● **TASK DESCRIPTION**
Without the pictures, set down the records below word for word.

[Saved entries]

# # #

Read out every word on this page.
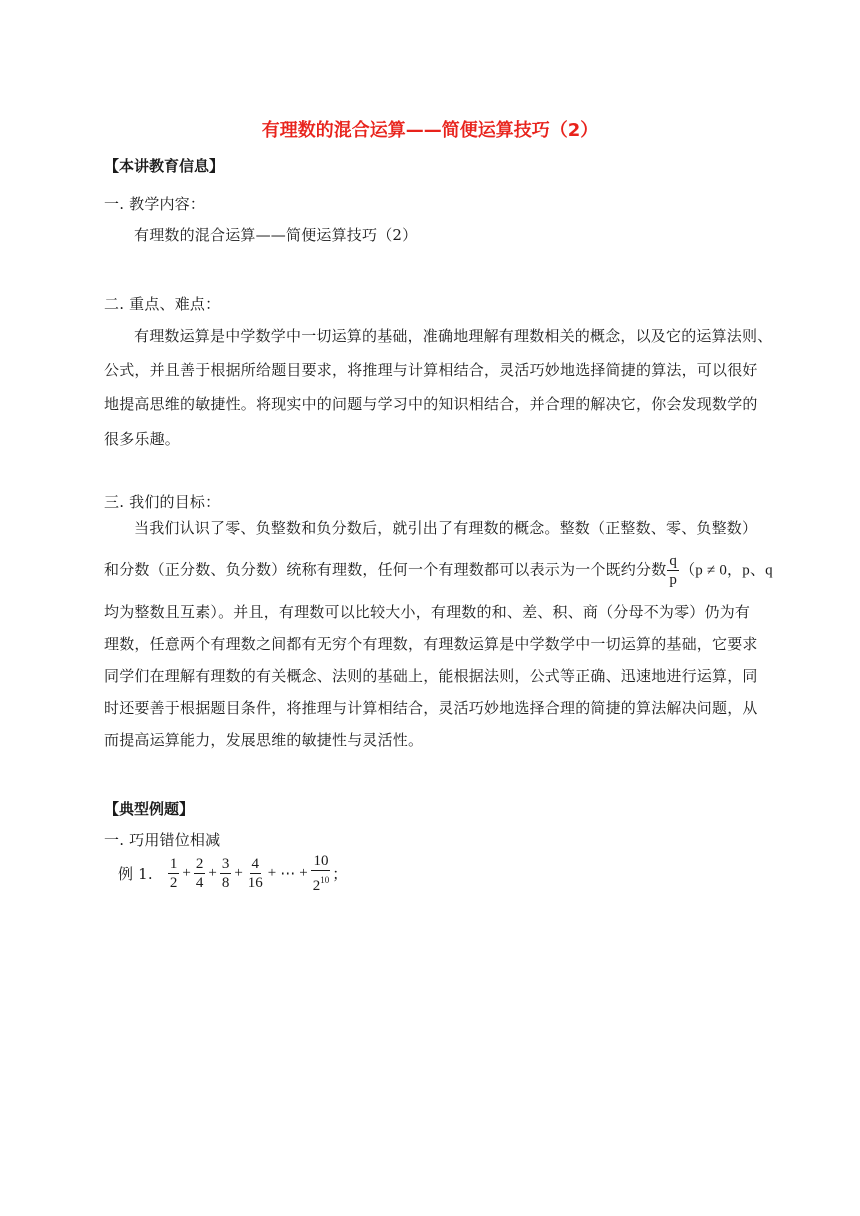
有理数的混合运算——简便运算技巧（2）
【本讲教育信息】
一. 教学内容：
有理数的混合运算——简便运算技巧（2）
二. 重点、难点：
有理数运算是中学数学中一切运算的基础，准确地理解有理数相关的概念，以及它的运算法则、
公式，并且善于根据所给题目要求，将推理与计算相结合，灵活巧妙地选择简捷的算法，可以很好
地提高思维的敏捷性。将现实中的问题与学习中的知识相结合，并合理的解决它，你会发现数学的
很多乐趣。
三. 我们的目标：
当我们认识了零、负整数和负分数后，就引出了有理数的概念。整数（正整数、零、负整数）
和分数（正分数、负分数）统称有理数，任何一个有理数都可以表示为一个既约分数 $\frac{q}{p} (p \ne 0$，p、q
均为整数且互素）。并且，有理数可以比较大小，有理数的和、差、积、商（分母不为零）仍为有
理数，任意两个有理数之间都有无穷个有理数，有理数运算是中学数学中一切运算的基础，它要求
同学们在理解有理数的有关概念、法则的基础上，能根据法则，公式等正确、迅速地进行运算，同
时还要善于根据题目条件，将推理与计算相结合，灵活巧妙地选择合理的简捷的算法解决问题，从
而提高运算能力，发展思维的敏捷性与灵活性。
【典型例题】
一. 巧用错位相减
例 1. $\frac{1}{2} + \frac{2}{4} + \frac{3}{8} + \frac{4}{16}$ + ⋯ + $\frac{10}{2^{10}}$ ；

# # #

● **REPLY**
Read out every word on this page.
有理数的混合运算——简便运算技巧（2）
【本讲教育信息】
一. 教学内容：
有理数的混合运算——简便运算技巧（2）
二. 重点、难点：
有理数运算是中学数学中一切运算的基础，准确地理解有理数相关的概念，以及它的运算法则、
公式，并且善于根据所给题目要求，将推理与计算相结合，灵活巧妙地选择简捷的算法，可以很好
地提高思维的敏捷性。将现实中的问题与学习中的知识相结合，并合理的解决它，你会发现数学的
很多乐趣。
三. 我们的目标：
当我们认识了零、负整数和负分数后，就引出了有理数的概念。整数（正整数、零、负整数）
和分数（正分数、负分数）统称有理数，任何一个有理数都可以表示为一个既约分数 $\frac{q}{p} (p \ne 0$，p、q
均为整数且互素）。并且，有理数可以比较大小，有理数的和、差、积、商（分母不为零）仍为有
理数，任意两个有理数之间都有无穷个有理数，有理数运算是中学数学中一切运算的基础，它要求
同学们在理解有理数的有关概念、法则的基础上，能根据法则，公式等正确、迅速地进行运算，同
时还要善于根据题目条件，将推理与计算相结合，灵活巧妙地选择合理的简捷的算法解决问题，从
而提高运算能力，发展思维的敏捷性与灵活性。
【典型例题】
一. 巧用错位相减
例 1. $\frac{1}{2} + \frac{2}{4} + \frac{3}{8} + \frac{4}{16}$ + ⋯ + $\frac{10}{2^{10}}$ ；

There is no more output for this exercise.